▶ [What you need to do]: Some lines in the listing below may include the string "Average". How many are there? Give only the number.

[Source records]
--- begin ---
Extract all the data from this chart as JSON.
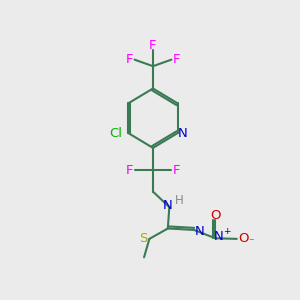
{
  "bg_color": "#ebebeb",
  "bond_color": "#3a7a55",
  "bond_width": 1.5,
  "atom_colors": {
    "F": "#ff00ff",
    "Cl": "#00bb00",
    "N": "#0000cc",
    "O": "#cc0000",
    "S": "#aaaa00",
    "H": "#888888",
    "C": "#3a7a55"
  },
  "font_size": 9.5
}
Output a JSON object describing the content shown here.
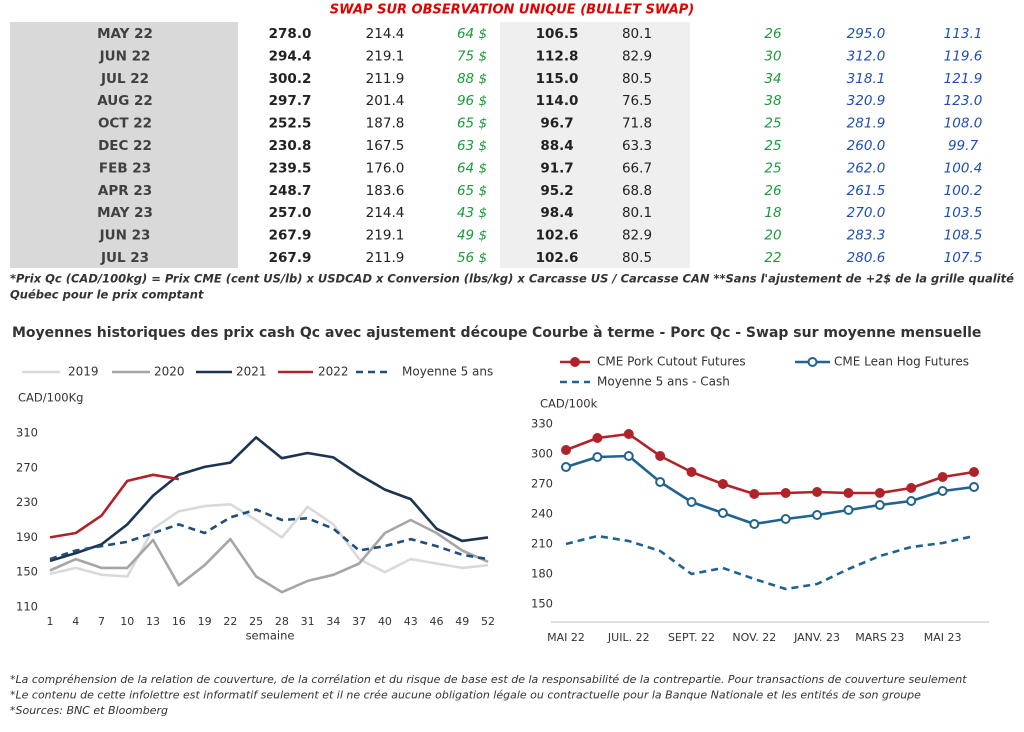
{
  "title": "SWAP SUR OBSERVATION UNIQUE (BULLET SWAP)",
  "table": {
    "rows": [
      [
        "MAY 22",
        "278.0",
        "214.4",
        "64 $",
        "106.5",
        "80.1",
        "26",
        "295.0",
        "113.1"
      ],
      [
        "JUN 22",
        "294.4",
        "219.1",
        "75 $",
        "112.8",
        "82.9",
        "30",
        "312.0",
        "119.6"
      ],
      [
        "JUL 22",
        "300.2",
        "211.9",
        "88 $",
        "115.0",
        "80.5",
        "34",
        "318.1",
        "121.9"
      ],
      [
        "AUG 22",
        "297.7",
        "201.4",
        "96 $",
        "114.0",
        "76.5",
        "38",
        "320.9",
        "123.0"
      ],
      [
        "OCT 22",
        "252.5",
        "187.8",
        "65 $",
        "96.7",
        "71.8",
        "25",
        "281.9",
        "108.0"
      ],
      [
        "DEC 22",
        "230.8",
        "167.5",
        "63 $",
        "88.4",
        "63.3",
        "25",
        "260.0",
        "99.7"
      ],
      [
        "FEB 23",
        "239.5",
        "176.0",
        "64 $",
        "91.7",
        "66.7",
        "25",
        "262.0",
        "100.4"
      ],
      [
        "APR 23",
        "248.7",
        "183.6",
        "65 $",
        "95.2",
        "68.8",
        "26",
        "261.5",
        "100.2"
      ],
      [
        "MAY 23",
        "257.0",
        "214.4",
        "43 $",
        "98.4",
        "80.1",
        "18",
        "270.0",
        "103.5"
      ],
      [
        "JUN 23",
        "267.9",
        "219.1",
        "49 $",
        "102.6",
        "82.9",
        "20",
        "283.3",
        "108.5"
      ],
      [
        "JUL 23",
        "267.9",
        "211.9",
        "56 $",
        "102.6",
        "80.5",
        "22",
        "280.6",
        "107.5"
      ]
    ]
  },
  "footnote": [
    "*Prix Qc (CAD/100kg) = Prix CME (cent US/lb) x USDCAD x Conversion (lbs/kg) x Carcasse US / Carcasse CAN **Sans l'ajustement de +2$ de la grille qualité",
    "Québec pour le prix comptant"
  ],
  "chart_data": [
    {
      "type": "line",
      "title": "Moyennes historiques des prix cash Qc avec ajustement découpe",
      "y_label": "CAD/100Kg",
      "x_label": "semaine",
      "x": [
        1,
        4,
        7,
        10,
        13,
        16,
        19,
        22,
        25,
        28,
        31,
        34,
        37,
        40,
        43,
        46,
        49,
        52
      ],
      "xlim": [
        1,
        52
      ],
      "xticks": [
        1,
        4,
        7,
        10,
        13,
        16,
        19,
        22,
        25,
        28,
        31,
        34,
        37,
        40,
        43,
        46,
        49,
        52
      ],
      "ylim": [
        110,
        310
      ],
      "yticks": [
        110,
        150,
        190,
        230,
        270,
        310
      ],
      "legend": "top",
      "series": [
        {
          "name": "2019",
          "color": "#d9d9d9",
          "values": [
            148,
            155,
            147,
            145,
            200,
            220,
            226,
            228,
            210,
            190,
            225,
            205,
            165,
            150,
            165,
            160,
            155,
            158
          ]
        },
        {
          "name": "2020",
          "color": "#a6a6a6",
          "values": [
            152,
            165,
            155,
            155,
            187,
            135,
            158,
            188,
            145,
            127,
            140,
            147,
            160,
            195,
            210,
            195,
            175,
            162
          ]
        },
        {
          "name": "2021",
          "color": "#1c3450",
          "values": [
            163,
            172,
            182,
            205,
            238,
            262,
            271,
            276,
            305,
            281,
            287,
            282,
            262,
            245,
            234,
            200,
            186,
            190
          ]
        },
        {
          "name": "2022",
          "color": "#b0232a",
          "values": [
            190,
            195,
            215,
            255,
            262,
            257,
            null,
            null,
            null,
            null,
            null,
            null,
            null,
            null,
            null,
            null,
            null,
            null
          ]
        },
        {
          "name": "Moyenne 5 ans",
          "color": "#1f4e79",
          "dash": true,
          "values": [
            165,
            175,
            180,
            185,
            195,
            205,
            195,
            213,
            222,
            210,
            212,
            200,
            175,
            180,
            188,
            180,
            170,
            165
          ]
        }
      ]
    },
    {
      "type": "line",
      "title": "Courbe à terme - Porc Qc - Swap sur moyenne mensuelle",
      "y_label": "CAD/100k",
      "categories": [
        "MAI 22",
        null,
        "JUIL. 22",
        null,
        "SEPT. 22",
        null,
        "NOV. 22",
        null,
        "JANV. 23",
        null,
        "MARS 23",
        null,
        "MAI 23",
        null
      ],
      "ylim": [
        150,
        330
      ],
      "yticks": [
        150,
        180,
        210,
        240,
        270,
        300,
        330
      ],
      "legend": "top",
      "series": [
        {
          "name": "CME Pork Cutout Futures",
          "color": "#b0232a",
          "marker_fill": "#b0232a",
          "values": [
            304,
            316,
            320,
            298,
            282,
            270,
            260,
            261,
            262,
            261,
            261,
            266,
            277,
            282
          ]
        },
        {
          "name": "CME Lean Hog Futures",
          "color": "#1f6391",
          "marker_fill": "#ffffff",
          "values": [
            287,
            297,
            298,
            272,
            252,
            241,
            230,
            235,
            239,
            244,
            249,
            253,
            263,
            267
          ]
        },
        {
          "name": "Moyenne 5 ans - Cash",
          "color": "#1f6391",
          "dash": true,
          "values": [
            210,
            218,
            213,
            203,
            180,
            186,
            175,
            165,
            170,
            185,
            198,
            207,
            211,
            218
          ]
        }
      ]
    }
  ],
  "notes": [
    "*La compréhension de la relation de couverture, de la corrélation et du risque de base est de la responsabilité de la contrepartie. Pour transactions de couverture seulement",
    "*Le contenu de cette infolettre est informatif seulement et il ne crée aucune obligation légale ou contractuelle pour la Banque Nationale et les entités de son groupe",
    "*Sources: BNC et Bloomberg"
  ]
}
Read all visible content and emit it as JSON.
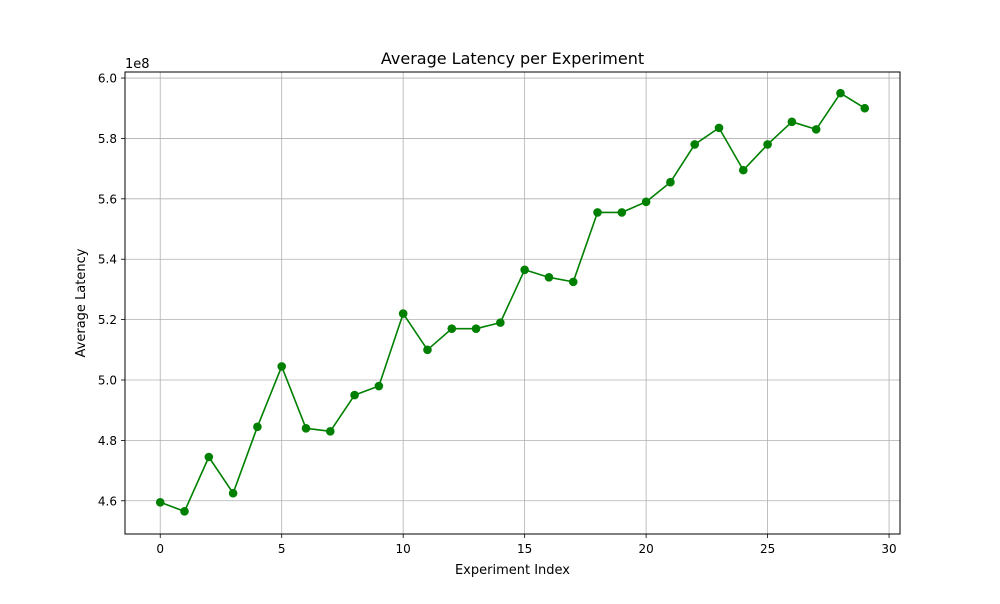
{
  "colors": {
    "line": "#008000",
    "grid": "#b0b0b0",
    "axis": "#000000"
  },
  "chart_data": {
    "type": "line",
    "title": "Average Latency per Experiment",
    "xlabel": "Experiment Index",
    "ylabel": "Average Latency",
    "y_offset_label": "1e8",
    "y_scale_factor": 100000000,
    "xlim": [
      -1.45,
      30.45
    ],
    "ylim": [
      4.49,
      6.02
    ],
    "x_ticks": [
      0,
      5,
      10,
      15,
      20,
      25,
      30
    ],
    "x_tick_labels": [
      "0",
      "5",
      "10",
      "15",
      "20",
      "25",
      "30"
    ],
    "y_ticks": [
      4.6,
      4.8,
      5.0,
      5.2,
      5.4,
      5.6,
      5.8,
      6.0
    ],
    "y_tick_labels": [
      "4.6",
      "4.8",
      "5.0",
      "5.2",
      "5.4",
      "5.6",
      "5.8",
      "6.0"
    ],
    "grid": true,
    "marker": "circle",
    "series": [
      {
        "x": [
          0,
          1,
          2,
          3,
          4,
          5,
          6,
          7,
          8,
          9,
          10,
          11,
          12,
          13,
          14,
          15,
          16,
          17,
          18,
          19,
          20,
          21,
          22,
          23,
          24,
          25,
          26,
          27,
          28,
          29
        ],
        "values": [
          4.595,
          4.565,
          4.745,
          4.625,
          4.845,
          5.045,
          4.84,
          4.83,
          4.95,
          4.98,
          5.22,
          5.1,
          5.17,
          5.17,
          5.19,
          5.365,
          5.34,
          5.325,
          5.555,
          5.555,
          5.59,
          5.655,
          5.78,
          5.835,
          5.695,
          5.78,
          5.855,
          5.83,
          5.95,
          5.9
        ]
      }
    ]
  }
}
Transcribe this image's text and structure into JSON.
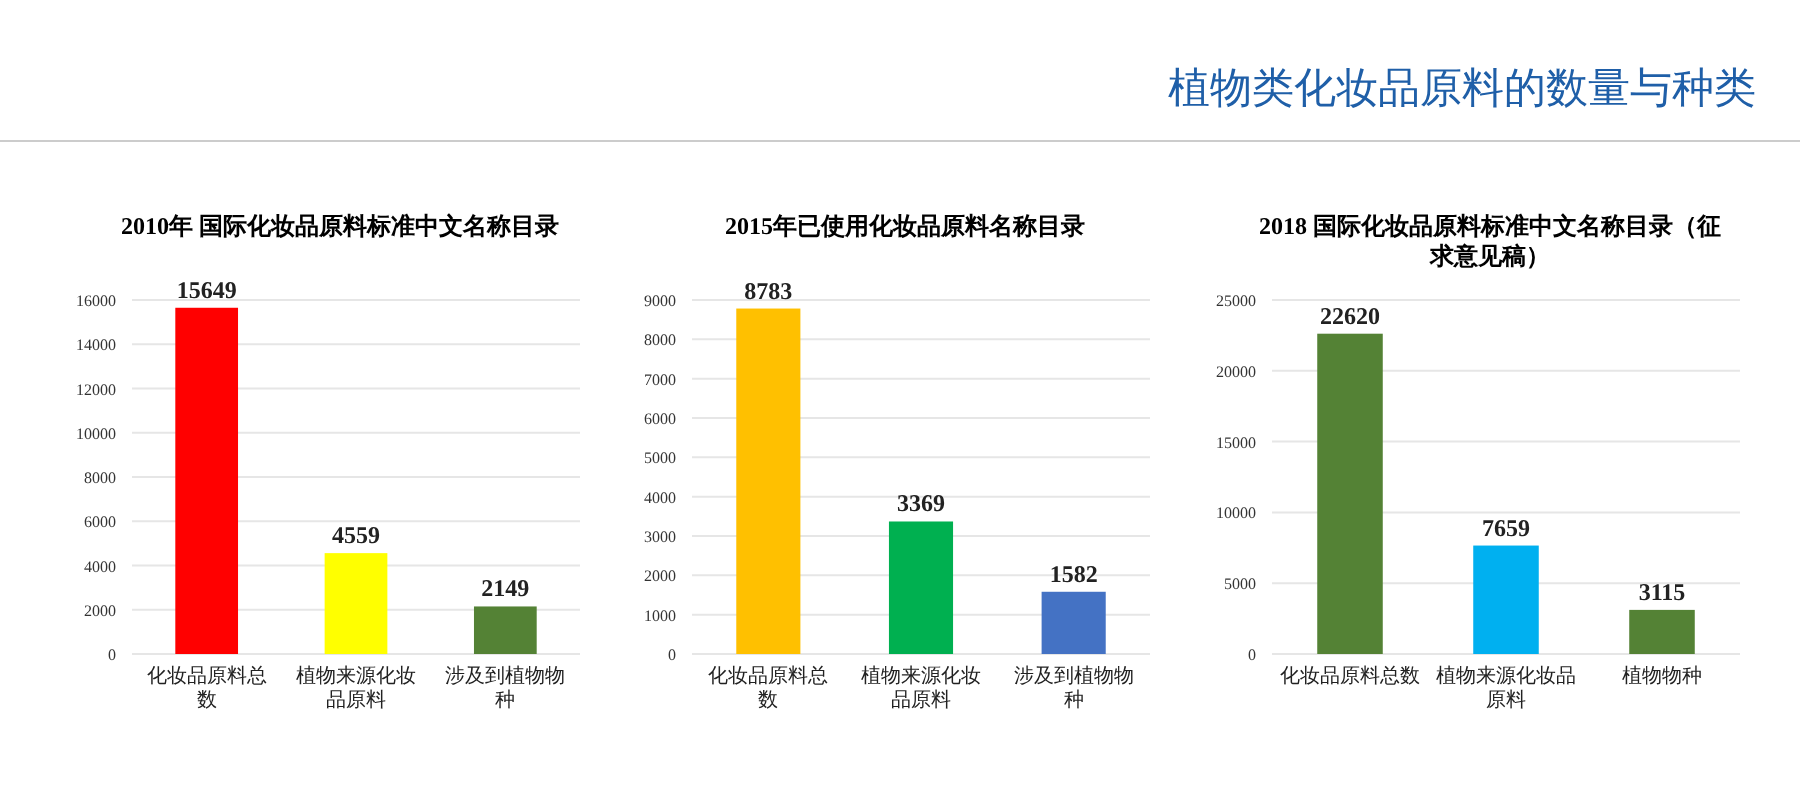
{
  "chart_data": [
    {
      "type": "other",
      "title": "植物类化妆品原料的数量与种类"
    },
    {
      "type": "bar",
      "title": "2010年 国际化妆品原料标准中文名称目录",
      "categories": [
        "化妆品原料总数",
        "植物来源化妆品原料",
        "涉及到植物物种"
      ],
      "values": [
        15649,
        4559,
        2149
      ],
      "colors": [
        "#ff0000",
        "#ffff00",
        "#548235"
      ],
      "ylim": [
        0,
        16000
      ],
      "yticks": [
        0,
        2000,
        4000,
        6000,
        8000,
        10000,
        12000,
        14000,
        16000
      ],
      "grid": "y",
      "data_labels": true
    },
    {
      "type": "bar",
      "title": "2015年已使用化妆品原料名称目录",
      "categories": [
        "化妆品原料总数",
        "植物来源化妆品原料",
        "涉及到植物物种"
      ],
      "values": [
        8783,
        3369,
        1582
      ],
      "colors": [
        "#ffc000",
        "#00b050",
        "#4472c4"
      ],
      "ylim": [
        0,
        9000
      ],
      "yticks": [
        0,
        1000,
        2000,
        3000,
        4000,
        5000,
        6000,
        7000,
        8000,
        9000
      ],
      "grid": "y",
      "data_labels": true
    },
    {
      "type": "bar",
      "title": "2018 国际化妆品原料标准中文名称目录（征求意见稿）",
      "categories": [
        "化妆品原料总数",
        "植物来源化妆品原料",
        "植物物种"
      ],
      "values": [
        22620,
        7659,
        3115
      ],
      "colors": [
        "#548235",
        "#00b0f0",
        "#548235"
      ],
      "ylim": [
        0,
        25000
      ],
      "yticks": [
        0,
        5000,
        10000,
        15000,
        20000,
        25000
      ],
      "grid": "y",
      "data_labels": true
    }
  ]
}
--- end ---
▶ [Right answer]: 2